--- begin TEXT TO READ ---

Dick Tingler’s parents must’ve been…idk if they had an absurd sense of humor or were just mean.
How anyone came to the idea that “Dick,” makes sense as a shortened form of “Richard” has never made sense to me.
We had a dentist where I trained named Richard Head. Yup, went by “Dick.” Cluelessly, I might add. Knew another guy named Richard Burns. Again, went by Dick. I have to suspect that “dick” as slang for penis is relatively recent? I mean, see all the 1930’s noir “private dick” movies?
My wife’s name is Karen. She is an amazing human being, and does a lot of good in the world. I’m sure that she knows that she’s not “a” Karen, but it still hurts her every time someone uses that name in this way.
Then she’s not a “karen” and doesn’t have to worry about being lumped into that group. I also have an aunt who is a Karen, and is an outstanding human. No one accuses her of being shitty just because of her name. It’s about someone’s actions, not someone’s name.
So, by “hurts her” you mean it “hurts her feelings,” right? That’s the part I’m trying to get at.
I’m not neglecting your wife’s hurt feelings, but saying people are “hurt” by something has a huuuuge range of meanings.
As someone who has a very common first name I long ago disassociated the use of that name with myself unless it’s in a context referencing me. I hear my name a lot. There was a second person with my name, if not 3 (or 4 in 2nd grade) in every class in school. There are 2 others at my office of 50 people. I really dislike one of them, actually. I would encourage your wife to attempt to engage in that same disassociation.
If the pain of hearing her name used occasionally to reference bad people who are nothing like her is so singular in her life that it registers acutely, perhaps she could concentrate on what a lucky and privileged life she’s been given.
Does it hurt her as much as a billy club to the face, a boot the neck, or a bullet in one’s back?
Does it hurt as much as living with the knowledge that one has less rights just because of the color of one’s skin?
Does it hurt as much as every news story telling me yet another POC has been shot and or killed by the police; because once again, some nosy-ass power-trippin’ busybody actively decided to weaponize LEOs’ already egregious propensity for lethal violence?
By all means, please do enlighten me as to how terrible “the pain” really is…
We spend a lot of time here telling people that there isn’t only one issue to focus on at any moment, that there isn’t any need to play oppression Olympics, that pain is valid. Of course feeling upset that your name has been linked to an unpleasant stereotype isn’t the same as those examples. Nonetheless, telling people that they don’t get be upset by something because you think it’s trivial sounds an awful lot like saying “fuck your feelings”. Being upset about something on the personal level doesn’t diminish your ability to feel upset about societal issues, or to work on them.

--- end TEXT TO READ ---
--- begin DATA LISTING ---

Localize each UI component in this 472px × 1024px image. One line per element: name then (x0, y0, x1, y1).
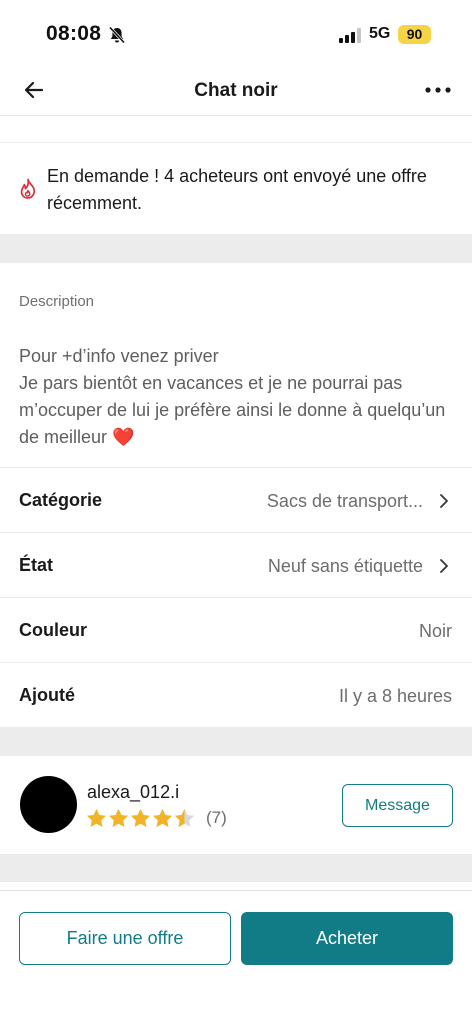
added-value: Il y a 8 heures (338, 686, 452, 706)
page-title: Chat noir (194, 80, 278, 101)
cellular-signal-icon (339, 28, 361, 43)
action-bar: Faire une offre Acheter (0, 890, 472, 1024)
seller-username[interactable]: alexa_012.i (87, 782, 179, 803)
network-type: 5G (369, 25, 391, 42)
section-divider (0, 854, 472, 882)
battery-icon: 90 (398, 25, 431, 44)
demand-text: En demande ! 4 acheteurs ont envoyé une … (47, 166, 427, 213)
seller-card: alexa_012.i (7) Message (0, 756, 472, 854)
more-options-icon[interactable] (424, 80, 452, 100)
description-line-1: Pour +d’info venez priver (19, 346, 219, 366)
status-time: 08:08 (46, 22, 102, 45)
description-line-2: Je pars bientôt en vacances et je ne pou… (19, 370, 459, 451)
attribute-row-color: Couleur Noir (0, 597, 472, 662)
demand-banner: En demande ! 4 acheteurs ont envoyé une … (0, 142, 472, 234)
app-header: Chat noir (0, 68, 472, 116)
color-value: Noir (418, 621, 452, 641)
color-label: Couleur (19, 620, 88, 640)
bell-slash-icon (108, 26, 126, 44)
star-half-icon (174, 808, 195, 828)
description-section: Description Pour +d’info venez priver Je… (0, 263, 472, 467)
star-icon (108, 808, 129, 828)
heart-emoji: ❤️ (112, 427, 135, 447)
star-icon (86, 808, 107, 828)
star-icon (152, 808, 173, 828)
description-line-2-text: Je pars bientôt en vacances et je ne pou… (19, 373, 446, 447)
review-count: (7) (206, 808, 227, 827)
chevron-right-icon (440, 494, 448, 508)
status-bar: 08:08 5G 90 (0, 0, 472, 68)
seller-rating: (7) (86, 807, 227, 829)
condition-label: État (19, 555, 54, 575)
description-text: Pour +d’info venez priver Je pars bientô… (19, 343, 459, 451)
make-offer-button[interactable]: Faire une offre (19, 912, 231, 965)
battery-level: 90 (406, 26, 423, 42)
description-label: Description (19, 293, 95, 310)
category-label: Catégorie (19, 490, 103, 510)
added-label: Ajouté (19, 685, 75, 705)
condition-value: Neuf sans étiquette (267, 556, 423, 576)
attribute-row-condition[interactable]: État Neuf sans étiquette (0, 532, 472, 597)
star-icon (130, 808, 151, 828)
flame-icon (20, 178, 36, 199)
attribute-row-category[interactable]: Catégorie Sacs de transport... (0, 467, 472, 532)
avatar[interactable] (20, 776, 77, 833)
section-divider (0, 234, 472, 263)
chevron-right-icon (440, 559, 448, 573)
category-value: Sacs de transport... (266, 491, 423, 511)
section-divider (0, 727, 472, 756)
message-button[interactable]: Message (342, 784, 453, 827)
buy-button[interactable]: Acheter (241, 912, 453, 965)
attribute-row-added: Ajouté Il y a 8 heures (0, 662, 472, 727)
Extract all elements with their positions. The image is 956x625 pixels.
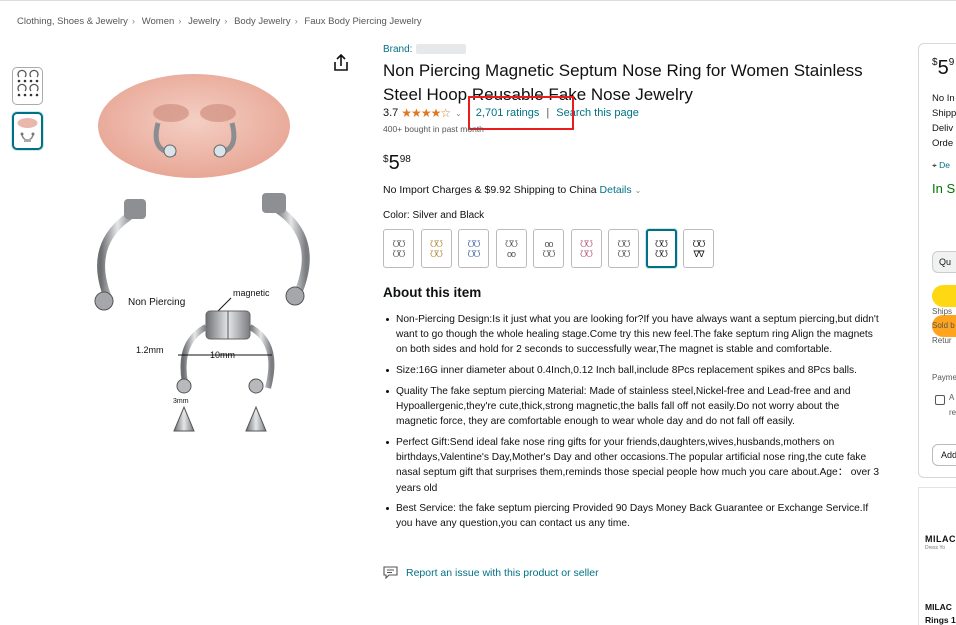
nose-thumbnail-icon [17,118,38,142]
rings-thumbnail-icon [16,69,39,97]
color-swatch[interactable]: ᘮᘮ ᘮᘮ [608,229,639,268]
header-divider [0,0,956,1]
main-product-image[interactable]: Non Piercing magnetic 10mm 1.2mm 3mm [46,43,360,455]
about-bullets: Non-Piercing Design:Is it just what you … [383,312,883,537]
share-icon[interactable] [330,52,352,74]
quantity-select[interactable]: Qu [932,251,956,273]
breadcrumb-item[interactable]: Body Jewelry [234,16,291,27]
image-thumbnails [12,67,43,157]
color-swatch[interactable]: ᘮᘮ ᘮᘮ [420,229,452,268]
bought-past-month: 400+ bought in past month [383,124,484,134]
chevron-down-icon[interactable]: ⌄ [455,109,462,118]
color-swatch[interactable]: ᘮᘮ ᘮᘮ [458,229,489,268]
buybox-import-text: No In [932,93,955,104]
ad-brand-tagline: Dress Yo [925,545,946,551]
color-swatches: ᘮᘮ ᘮᘮ ᘮᘮ ᘮᘮ ᘮᘮ ᘮᘮ ᘮᘮ oo oo ᘮᘮ ᘮᘮ ᘮᘮ ᘮᘮ ᘮᘮ ᘮᘮ ᘮᘮ … [383,229,721,268]
thumbnail-nose[interactable] [12,112,43,150]
chevron-down-icon[interactable]: ⌄ [635,186,642,195]
add-to-list-button[interactable]: Add [932,444,956,466]
product-photo-icon: Non Piercing magnetic 10mm 1.2mm 3mm [46,43,360,455]
payment-label: Payme [932,373,956,382]
price-dollars: 5 [388,152,400,174]
buybox-order-text: Orde [932,138,954,149]
breadcrumb-item[interactable]: Faux Body Piercing Jewelry [304,16,421,27]
breadcrumb-separator-icon: › [178,16,182,27]
shipping-text: No Import Charges & $9.92 Shipping to Ch… [383,184,597,196]
price-cents: 98 [399,154,411,165]
breadcrumb-separator-icon: › [294,16,298,27]
gift-label-a: A [949,393,955,402]
about-heading: About this item [383,285,482,300]
list-item: Size:16G inner diameter about 0.4Inch,0.… [383,363,883,378]
list-item: Non-Piercing Design:Is it just what you … [383,312,883,358]
swatch-rings-icon: ᘮᘮ ∇∇ [692,238,706,259]
thumbnail-rings[interactable] [12,67,43,105]
breadcrumb-item[interactable]: Clothing, Shoes & Jewelry [17,16,128,27]
ad-title-line1: MILAC [925,602,952,612]
buybox-price-dollars: 5 [937,57,949,79]
deliver-to[interactable]: ⌖ De [932,160,950,171]
color-swatch[interactable]: oo ᘮᘮ [533,229,564,268]
breadcrumb-item[interactable]: Jewelry [188,16,220,27]
swatch-rings-icon: oo ᘮᘮ [542,238,556,259]
swatch-rings-icon: ᘮᘮ ᘮᘮ [392,238,406,259]
sponsored-ad[interactable]: MILAC Dress Yo MILAC Rings 1 [918,487,956,625]
gift-checkbox[interactable] [935,395,945,405]
report-chat-icon [383,566,398,579]
label-10mm: 10mm [210,350,235,360]
label-non-piercing: Non Piercing [128,297,185,308]
list-item: Quality The fake septum piercing Materia… [383,384,883,430]
swatch-rings-icon: ᘮᘮ ᘮᘮ [617,238,631,259]
color-swatch[interactable]: ᘮᘮ ∇∇ [683,229,714,268]
list-item: Perfect Gift:Send ideal fake nose ring g… [383,435,883,496]
label-magnetic: magnetic [233,288,270,298]
color-swatch[interactable]: ᘮᘮ oo [495,229,527,268]
ships-from-label: Ships [932,307,953,316]
swatch-rings-icon: ᘮᘮ ᘮᘮ [580,238,593,259]
shipping-details-link[interactable]: Details [600,184,632,196]
shipping-info: No Import Charges & $9.92 Shipping to Ch… [383,184,641,196]
color-swatch[interactable]: ᘮᘮ ᘮᘮ [383,229,414,268]
label-3mm: 3mm [173,398,189,405]
buybox-price-cents: 9 [948,57,955,68]
report-issue-link[interactable]: Report an issue with this product or sel… [406,567,599,579]
buybox-shipping-text: Shipp [932,108,956,119]
add-to-cart-button[interactable] [932,285,956,307]
brand-name-redacted [416,44,467,55]
swatch-rings-icon: ᘮᘮ ᘮᘮ [655,238,668,259]
report-issue[interactable]: Report an issue with this product or sel… [383,566,599,579]
breadcrumb-separator-icon: › [131,16,136,27]
star-rating-icon[interactable]: ★★★★☆ [401,106,451,120]
price-symbol: $ [383,154,389,165]
deliver-to-label: De [939,160,951,170]
returns-label: Retur [932,336,952,345]
product-page: Clothing, Shoes & Jewelry › Women › Jewelr… [0,0,956,625]
color-swatch[interactable]: ᘮᘮ ᘮᘮ [570,229,602,268]
ad-title-line2: Rings 1 [925,615,956,625]
swatch-rings-icon: ᘮᘮ ᘮᘮ [430,238,443,259]
buybox-price: $59 [932,57,954,80]
rating-value: 3.7 [383,107,399,119]
breadcrumb-separator-icon: › [224,16,228,27]
buybox-delivery-text: Deliv [932,123,954,134]
in-stock-status: In S [932,181,956,196]
list-item: Best Service: the fake septum piercing P… [383,501,883,531]
color-swatch-selected[interactable]: ᘮᘮ ᘮᘮ [645,229,677,268]
breadcrumb: Clothing, Shoes & Jewelry › Women › Jewelr… [17,16,422,27]
brand-link[interactable]: Brand: [383,44,412,55]
breadcrumb-item[interactable]: Women [142,16,175,27]
swatch-rings-icon: ᘮᘮ ᘮᘮ [467,238,481,259]
ad-brand-logo: MILAC [925,534,956,544]
label-1-2mm: 1.2mm [136,345,164,355]
swatch-rings-icon: ᘮᘮ oo [505,238,518,259]
gift-label-b: re [949,408,956,417]
product-title: Non Piercing Magnetic Septum Nose Ring f… [383,61,863,104]
buy-box: $59 No In Shipp Deliv Orde ⌖ De In S Qu … [918,43,956,478]
location-pin-icon: ⌖ [932,160,937,170]
price: $598 [383,152,411,175]
color-label: Color: Silver and Black [383,210,485,221]
brand-row: Brand: [383,44,467,55]
sold-by-label: Sold b [932,321,955,330]
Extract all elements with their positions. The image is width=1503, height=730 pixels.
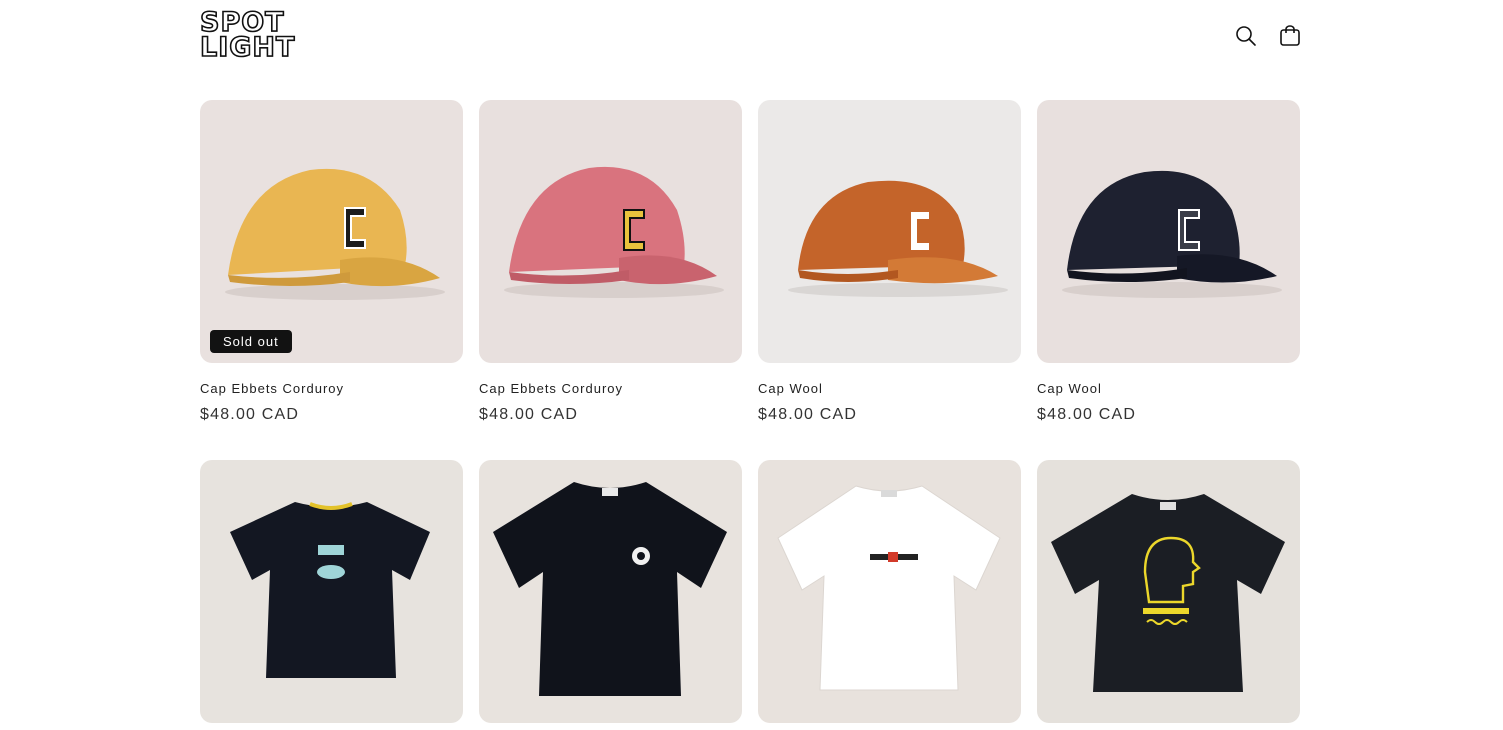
product-card[interactable]: Cap Wool $48.00 CAD: [758, 100, 1021, 460]
product-image[interactable]: [1037, 460, 1300, 723]
product-price: $48.00 CAD: [758, 406, 858, 423]
product-image[interactable]: [758, 100, 1021, 363]
product-title[interactable]: Cap Wool: [758, 381, 1021, 396]
product-card[interactable]: [200, 460, 463, 730]
product-card[interactable]: [1037, 460, 1300, 730]
search-icon[interactable]: [1234, 24, 1258, 48]
product-image[interactable]: Sold out: [200, 100, 463, 363]
product-grid: Sold out Cap Ebbets Corduroy $48.00 CAD …: [200, 100, 1300, 730]
product-image[interactable]: [1037, 100, 1300, 363]
product-title[interactable]: Cap Ebbets Corduroy: [200, 381, 463, 396]
product-image[interactable]: [758, 460, 1021, 723]
product-card[interactable]: Sold out Cap Ebbets Corduroy $48.00 CAD: [200, 100, 463, 460]
cart-icon[interactable]: [1278, 24, 1302, 48]
product-title[interactable]: Cap Wool: [1037, 381, 1300, 396]
product-card[interactable]: Cap Ebbets Corduroy $48.00 CAD: [479, 100, 742, 460]
product-card[interactable]: Cap Wool $48.00 CAD: [1037, 100, 1300, 460]
product-price: $48.00 CAD: [200, 406, 300, 423]
site-header: SPOT LIGHT: [199, 8, 1302, 66]
product-card[interactable]: [758, 460, 1021, 730]
product-price: $48.00 CAD: [1037, 406, 1137, 423]
product-image[interactable]: [200, 460, 463, 723]
product-image[interactable]: [479, 460, 742, 723]
product-title[interactable]: Cap Ebbets Corduroy: [479, 381, 742, 396]
sold-out-badge: Sold out: [210, 330, 292, 353]
product-card[interactable]: [479, 460, 742, 730]
brand-logo[interactable]: SPOT LIGHT: [199, 8, 296, 63]
product-image[interactable]: [479, 100, 742, 363]
brand-logo-line2: LIGHT: [199, 32, 296, 63]
product-price: $48.00 CAD: [479, 406, 579, 423]
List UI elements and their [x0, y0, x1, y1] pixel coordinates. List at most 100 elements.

--- end DATA LISTING ---

- _THINGS TO DO_
• A. Answer these questions using the discussion about names:
(i) What was the surname of the dentist named Richard who went by "Dick"?
(ii) How many other people at the commenter's office of 50 share the commenter's first name?
(iii) What is the name of the wife mentioned in the discussion?
• B. Extract from the rows the lines running from the line with "added-value: Il y" up to and including the line with "star-icon (130, 808, 151, 828)".

- _RESPONSE LIST_
• A.
(i) Head
(ii) 2
(iii) Karen

• B.
added-value: Il y a 8 heures (338, 686, 452, 706)
page-title: Chat noir (194, 80, 278, 101)
cellular-signal-icon (339, 28, 361, 43)
action-bar: Faire une offre Acheter (0, 890, 472, 1024)
seller-username[interactable]: alexa_012.i (87, 782, 179, 803)
network-type: 5G (369, 25, 391, 42)
section-divider (0, 854, 472, 882)
battery-icon: 90 (398, 25, 431, 44)
demand-text: En demande ! 4 acheteurs ont envoyé une … (47, 166, 427, 213)
seller-card: alexa_012.i (7) Message (0, 756, 472, 854)
more-options-icon[interactable] (424, 80, 452, 100)
description-line-1: Pour +d’info venez priver (19, 346, 219, 366)
status-time: 08:08 (46, 22, 102, 45)
description-line-2: Je pars bientôt en vacances et je ne pou… (19, 370, 459, 451)
attribute-row-color: Couleur Noir (0, 597, 472, 662)
demand-banner: En demande ! 4 acheteurs ont envoyé une … (0, 142, 472, 234)
app-header: Chat noir (0, 68, 472, 116)
color-value: Noir (418, 621, 452, 641)
color-label: Couleur (19, 620, 88, 640)
bell-slash-icon (108, 26, 126, 44)
star-half-icon (174, 808, 195, 828)
description-section: Description Pour +d’info venez priver Je… (0, 263, 472, 467)
star-icon (108, 808, 129, 828)
heart-emoji: ❤️ (112, 427, 135, 447)
star-icon (86, 808, 107, 828)
star-icon (152, 808, 173, 828)
description-line-2-text: Je pars bientôt en vacances et je ne pou… (19, 373, 446, 447)
review-count: (7) (206, 808, 227, 827)
chevron-right-icon (440, 494, 448, 508)
status-bar: 08:08 5G 90 (0, 0, 472, 68)
seller-rating: (7) (86, 807, 227, 829)
condition-label: État (19, 555, 54, 575)
description-text: Pour +d’info venez priver Je pars bientô… (19, 343, 459, 451)
make-offer-button[interactable]: Faire une offre (19, 912, 231, 965)
battery-level: 90 (406, 26, 423, 42)
description-label: Description (19, 293, 95, 310)
category-label: Catégorie (19, 490, 103, 510)
added-label: Ajouté (19, 685, 75, 705)
condition-value: Neuf sans étiquette (267, 556, 423, 576)
attribute-row-condition[interactable]: État Neuf sans étiquette (0, 532, 472, 597)
star-icon (130, 808, 151, 828)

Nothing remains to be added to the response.